## EXERCISE GOAL
Go through the material below and copy all lines with "marks".

## RECORDS FOR THE TASK

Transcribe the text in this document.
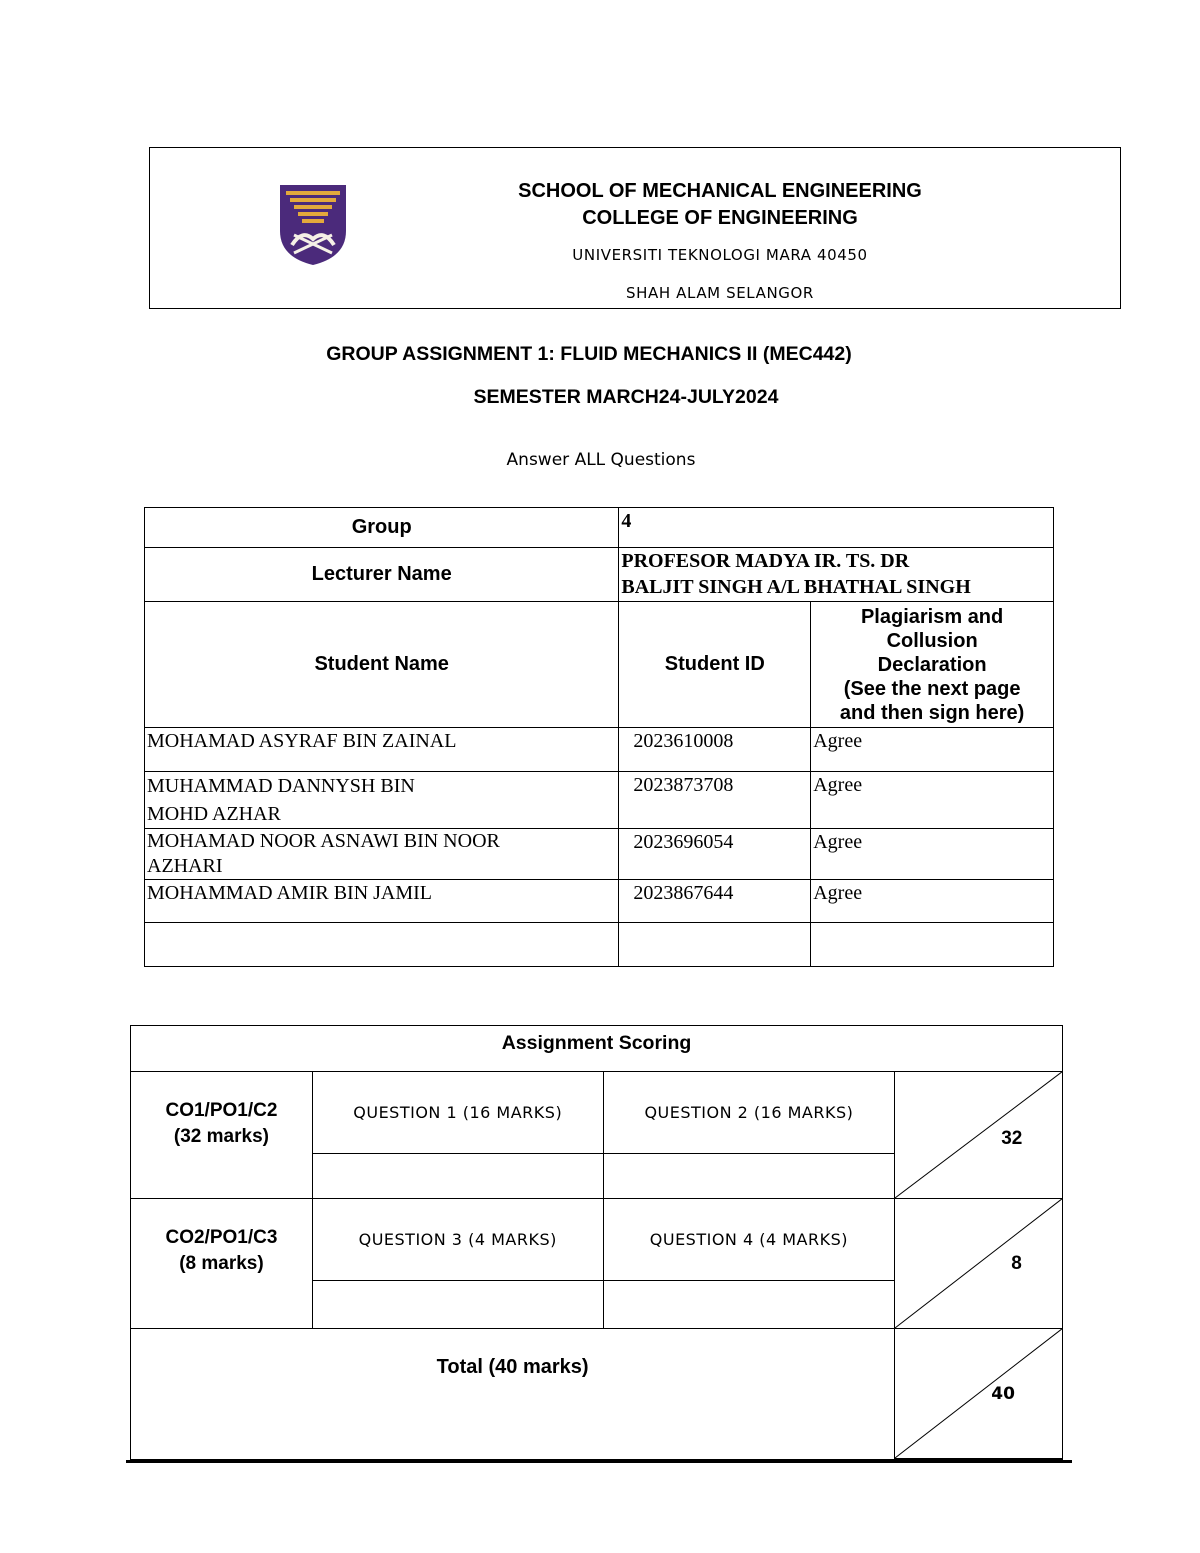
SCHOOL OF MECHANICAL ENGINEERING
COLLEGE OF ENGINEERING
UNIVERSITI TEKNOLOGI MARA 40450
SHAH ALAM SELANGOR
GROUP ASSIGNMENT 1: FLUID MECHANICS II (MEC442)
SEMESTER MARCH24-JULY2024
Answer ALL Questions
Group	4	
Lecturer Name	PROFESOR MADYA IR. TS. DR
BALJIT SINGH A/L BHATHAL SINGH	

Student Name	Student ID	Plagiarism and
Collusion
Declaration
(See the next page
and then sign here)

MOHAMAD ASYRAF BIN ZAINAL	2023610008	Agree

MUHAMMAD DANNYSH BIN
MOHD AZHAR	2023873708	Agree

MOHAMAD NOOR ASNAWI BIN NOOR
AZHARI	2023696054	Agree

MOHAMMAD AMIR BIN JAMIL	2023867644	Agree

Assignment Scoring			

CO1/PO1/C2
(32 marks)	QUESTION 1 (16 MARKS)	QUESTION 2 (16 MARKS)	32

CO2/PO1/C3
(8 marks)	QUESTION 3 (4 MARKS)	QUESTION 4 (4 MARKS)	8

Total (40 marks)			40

## TASK OUTPUT
(32 marks)	QUESTION 1 (16 MARKS)	QUESTION 2 (16 MARKS)	32
(8 marks)	QUESTION 3 (4 MARKS)	QUESTION 4 (4 MARKS)	8
Total (40 marks)			40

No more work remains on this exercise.